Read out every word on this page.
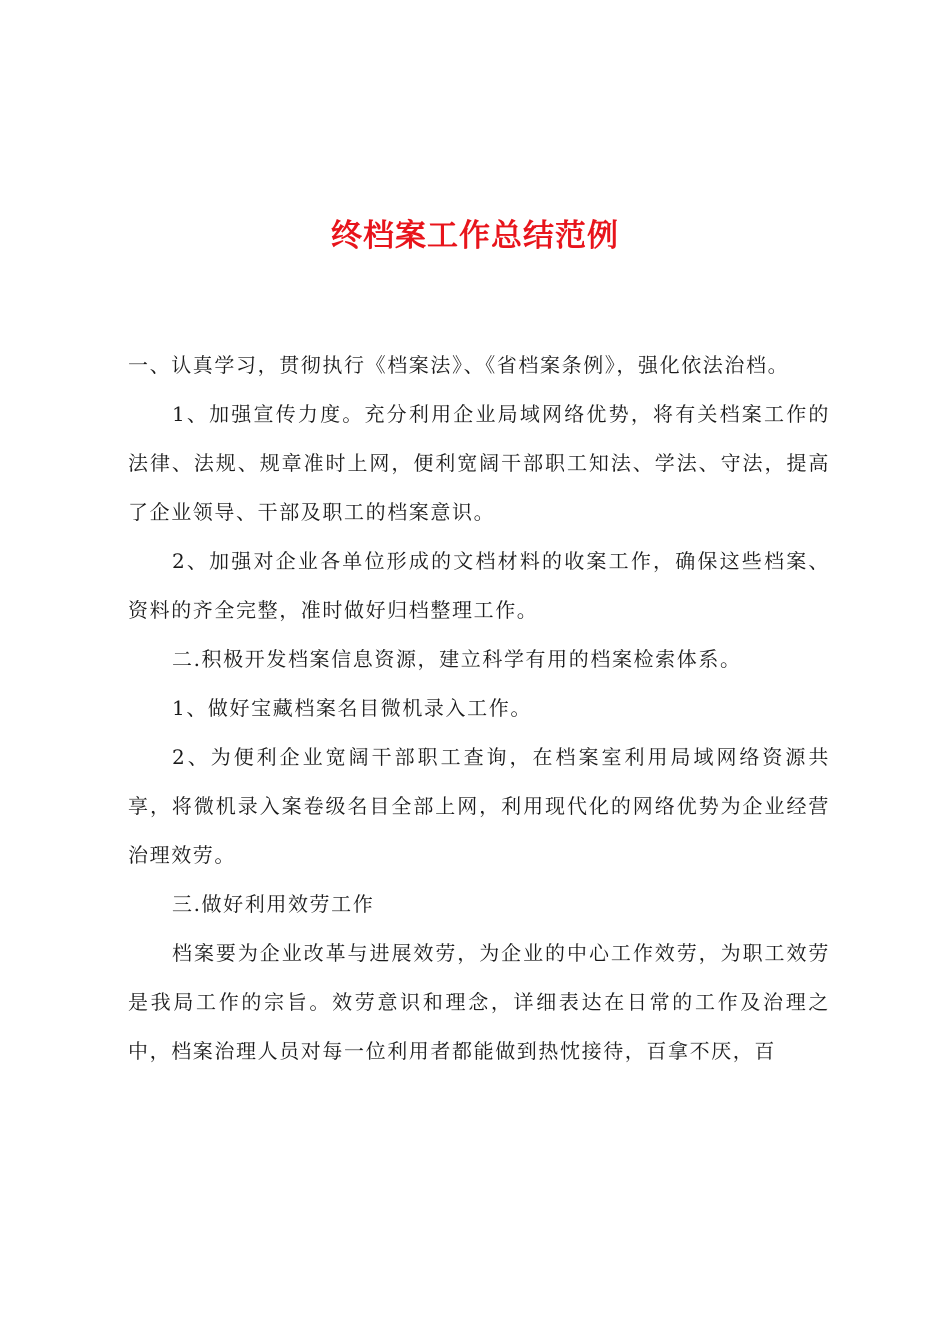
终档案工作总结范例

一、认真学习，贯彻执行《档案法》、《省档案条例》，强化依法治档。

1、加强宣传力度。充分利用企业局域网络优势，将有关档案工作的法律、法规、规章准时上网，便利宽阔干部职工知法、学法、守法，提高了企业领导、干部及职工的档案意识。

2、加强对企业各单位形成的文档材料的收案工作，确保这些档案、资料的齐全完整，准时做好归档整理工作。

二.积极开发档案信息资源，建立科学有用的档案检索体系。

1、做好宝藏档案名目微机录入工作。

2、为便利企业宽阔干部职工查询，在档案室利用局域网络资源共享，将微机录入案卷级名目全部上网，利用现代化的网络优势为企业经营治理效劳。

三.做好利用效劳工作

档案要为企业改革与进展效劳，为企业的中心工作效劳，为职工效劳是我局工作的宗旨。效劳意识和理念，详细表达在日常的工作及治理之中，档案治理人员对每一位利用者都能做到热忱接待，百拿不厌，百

----

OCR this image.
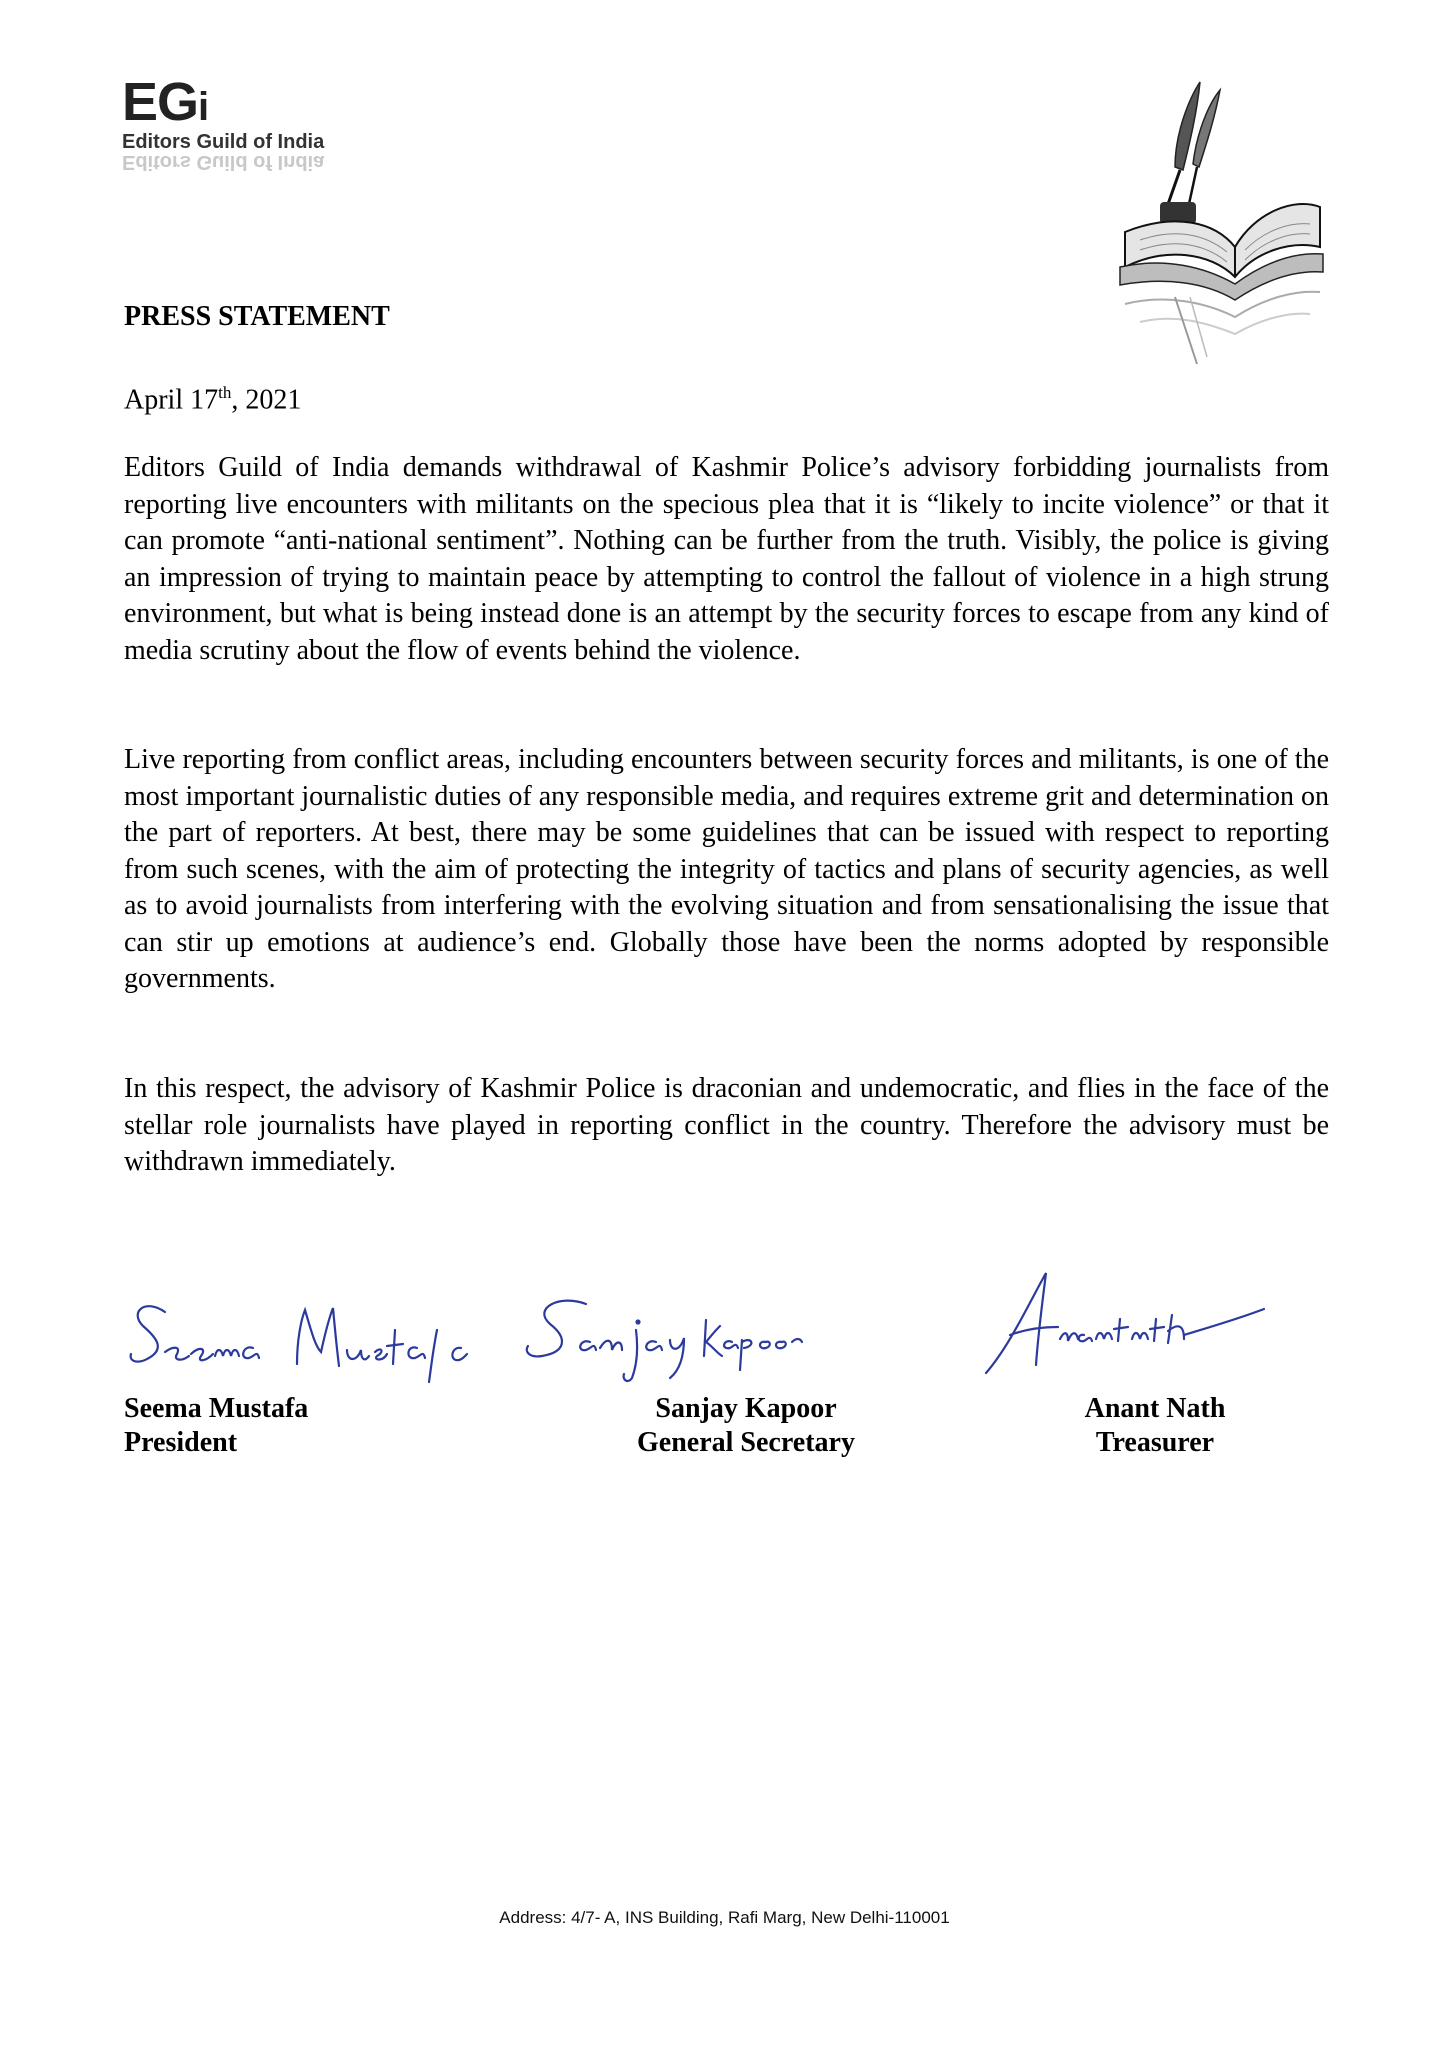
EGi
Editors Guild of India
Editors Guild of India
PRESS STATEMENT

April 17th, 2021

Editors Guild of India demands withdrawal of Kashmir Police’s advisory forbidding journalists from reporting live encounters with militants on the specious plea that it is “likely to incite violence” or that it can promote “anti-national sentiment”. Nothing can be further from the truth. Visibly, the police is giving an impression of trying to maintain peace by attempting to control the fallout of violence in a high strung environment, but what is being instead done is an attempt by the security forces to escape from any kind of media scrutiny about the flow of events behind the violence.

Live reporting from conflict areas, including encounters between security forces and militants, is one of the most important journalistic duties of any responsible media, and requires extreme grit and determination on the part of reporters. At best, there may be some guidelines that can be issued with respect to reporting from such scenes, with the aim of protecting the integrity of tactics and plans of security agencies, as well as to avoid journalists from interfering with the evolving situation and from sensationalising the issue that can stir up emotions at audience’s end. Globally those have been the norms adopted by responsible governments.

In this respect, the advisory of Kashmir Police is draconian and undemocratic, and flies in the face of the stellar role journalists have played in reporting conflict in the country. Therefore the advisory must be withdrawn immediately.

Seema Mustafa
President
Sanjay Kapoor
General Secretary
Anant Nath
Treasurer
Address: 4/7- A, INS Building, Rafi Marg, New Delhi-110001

----

Copy whichever lines in the listing above contain the word "this".

• Task solution:
Read out every word on this page.
OCR this image.
In this respect, the advisory of Kashmir Police is draconian and undemocratic, and flies in the face of the stellar role journalists have played in reporting conflict in the country. Therefore the advisory must be withdrawn immediately.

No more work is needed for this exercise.